[EXERCISE DESCRIPTION]: Tally up the lines carrying the string "have" and respond with only the resulting number.

[RECORDS SUPPLIED]:
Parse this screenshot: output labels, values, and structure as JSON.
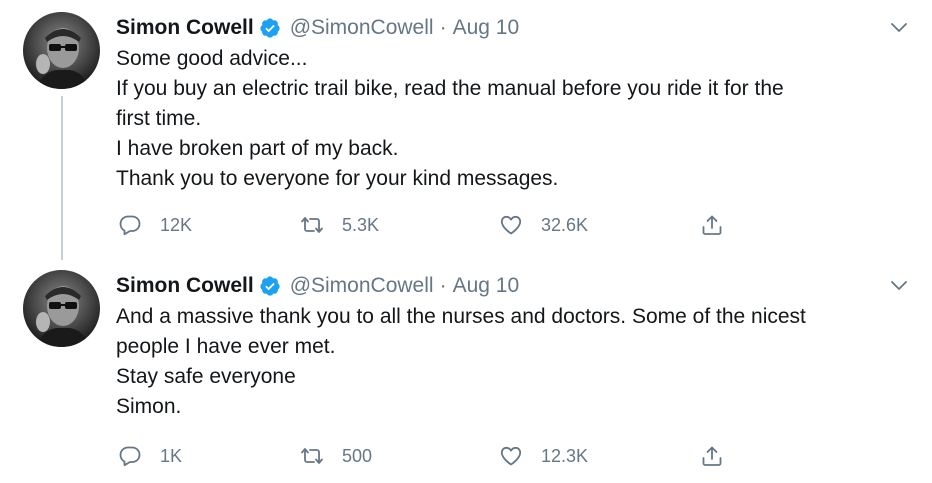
{
  "tweets": [
    {
      "author_name": "Simon Cowell",
      "handle": "@SimonCowell",
      "separator": "·",
      "date": "Aug 10",
      "verified": true,
      "lines": [
        "Some good advice...",
        "If you buy an electric trail bike, read the manual before you ride it for the",
        "first time.",
        "I have broken part of my back.",
        "Thank you to everyone for your kind messages."
      ],
      "replies": "12K",
      "retweets": "5.3K",
      "likes": "32.6K"
    },
    {
      "author_name": "Simon Cowell",
      "handle": "@SimonCowell",
      "separator": "·",
      "date": "Aug 10",
      "verified": true,
      "lines": [
        "And a massive thank you to all the nurses and doctors. Some of the nicest",
        "people I have ever met.",
        "Stay safe everyone",
        "Simon."
      ],
      "replies": "1K",
      "retweets": "500",
      "likes": "12.3K"
    }
  ],
  "colors": {
    "text": "#14171a",
    "secondary": "#657786",
    "verified": "#1da1f2",
    "thread_line": "#c4cfd6"
  },
  "icons": {
    "reply": "reply-icon",
    "retweet": "retweet-icon",
    "like": "heart-icon",
    "share": "share-icon",
    "menu": "chevron-down-icon",
    "verified": "verified-badge-icon"
  }
}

[FULL SOLUTION]: 2